▶ Exercise goal: Lift every line from the entries that includes the word "Максим".

▶ Records for this task:
* * *

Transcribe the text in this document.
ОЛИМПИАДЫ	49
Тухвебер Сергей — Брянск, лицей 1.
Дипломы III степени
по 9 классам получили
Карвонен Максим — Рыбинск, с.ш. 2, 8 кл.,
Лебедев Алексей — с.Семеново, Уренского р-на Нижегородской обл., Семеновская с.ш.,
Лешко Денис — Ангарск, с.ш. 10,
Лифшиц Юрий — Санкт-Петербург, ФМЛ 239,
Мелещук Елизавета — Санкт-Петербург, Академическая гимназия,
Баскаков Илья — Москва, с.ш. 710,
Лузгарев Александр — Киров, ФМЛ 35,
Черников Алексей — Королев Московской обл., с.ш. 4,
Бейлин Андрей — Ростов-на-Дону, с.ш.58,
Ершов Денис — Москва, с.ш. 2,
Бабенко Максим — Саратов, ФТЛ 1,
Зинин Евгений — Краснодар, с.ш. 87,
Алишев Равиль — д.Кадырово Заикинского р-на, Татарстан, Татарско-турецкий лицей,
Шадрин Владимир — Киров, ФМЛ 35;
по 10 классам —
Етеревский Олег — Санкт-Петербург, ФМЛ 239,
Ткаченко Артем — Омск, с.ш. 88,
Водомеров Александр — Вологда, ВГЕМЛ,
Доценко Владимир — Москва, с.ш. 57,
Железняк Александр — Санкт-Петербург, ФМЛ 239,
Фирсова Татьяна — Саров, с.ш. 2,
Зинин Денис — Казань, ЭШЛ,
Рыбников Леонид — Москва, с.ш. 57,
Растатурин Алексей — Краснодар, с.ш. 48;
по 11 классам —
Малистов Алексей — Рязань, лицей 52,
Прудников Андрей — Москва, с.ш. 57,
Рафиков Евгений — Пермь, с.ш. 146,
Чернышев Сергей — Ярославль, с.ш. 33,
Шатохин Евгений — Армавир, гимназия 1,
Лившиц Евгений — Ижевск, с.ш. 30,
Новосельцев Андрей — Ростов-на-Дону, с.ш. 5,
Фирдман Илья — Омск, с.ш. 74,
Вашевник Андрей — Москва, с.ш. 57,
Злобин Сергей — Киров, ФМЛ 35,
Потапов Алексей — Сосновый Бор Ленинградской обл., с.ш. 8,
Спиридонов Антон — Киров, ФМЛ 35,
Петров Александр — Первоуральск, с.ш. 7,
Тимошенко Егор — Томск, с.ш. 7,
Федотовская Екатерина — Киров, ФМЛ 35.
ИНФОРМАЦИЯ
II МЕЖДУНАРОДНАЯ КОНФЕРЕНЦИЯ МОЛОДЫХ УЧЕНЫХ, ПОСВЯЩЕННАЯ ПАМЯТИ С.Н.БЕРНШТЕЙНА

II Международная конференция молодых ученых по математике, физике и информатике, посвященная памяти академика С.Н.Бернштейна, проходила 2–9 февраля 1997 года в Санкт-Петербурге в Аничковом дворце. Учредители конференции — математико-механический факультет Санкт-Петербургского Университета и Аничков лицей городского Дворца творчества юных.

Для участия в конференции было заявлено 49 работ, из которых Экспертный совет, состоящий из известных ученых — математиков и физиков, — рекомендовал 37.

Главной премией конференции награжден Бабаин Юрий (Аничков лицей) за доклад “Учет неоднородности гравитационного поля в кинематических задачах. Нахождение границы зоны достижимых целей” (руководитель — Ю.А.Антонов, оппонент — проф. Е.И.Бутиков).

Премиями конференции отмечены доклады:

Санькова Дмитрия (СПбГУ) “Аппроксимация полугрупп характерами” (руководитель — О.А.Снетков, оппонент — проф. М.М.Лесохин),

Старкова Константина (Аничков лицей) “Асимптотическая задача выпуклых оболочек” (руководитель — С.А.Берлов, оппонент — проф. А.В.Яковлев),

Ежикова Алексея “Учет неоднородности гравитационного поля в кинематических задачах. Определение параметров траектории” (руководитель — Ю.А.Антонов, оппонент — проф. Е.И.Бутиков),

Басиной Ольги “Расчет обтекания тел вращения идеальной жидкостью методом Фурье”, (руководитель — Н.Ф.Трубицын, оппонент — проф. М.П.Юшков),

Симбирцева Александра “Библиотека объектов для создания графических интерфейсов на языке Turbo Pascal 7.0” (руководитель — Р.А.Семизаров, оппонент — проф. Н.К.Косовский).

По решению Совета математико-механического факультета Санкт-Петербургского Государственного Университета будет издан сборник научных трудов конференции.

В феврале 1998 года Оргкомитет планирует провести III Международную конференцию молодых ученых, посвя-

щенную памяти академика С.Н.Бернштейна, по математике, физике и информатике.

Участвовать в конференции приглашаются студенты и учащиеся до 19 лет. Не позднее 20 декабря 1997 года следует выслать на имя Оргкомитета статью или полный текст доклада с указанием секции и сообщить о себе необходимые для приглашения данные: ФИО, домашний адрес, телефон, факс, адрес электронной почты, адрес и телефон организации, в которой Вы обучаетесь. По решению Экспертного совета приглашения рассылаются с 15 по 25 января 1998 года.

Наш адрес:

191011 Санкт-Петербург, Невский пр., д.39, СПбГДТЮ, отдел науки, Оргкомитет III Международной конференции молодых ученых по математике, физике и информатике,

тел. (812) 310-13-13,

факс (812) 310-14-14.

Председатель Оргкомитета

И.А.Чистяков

* * *

▶ Exercise output:
Карвонен Максим — Рыбинск, с.ш. 2, 8 кл.,
Бабенко Максим — Саратов, ФТЛ 1,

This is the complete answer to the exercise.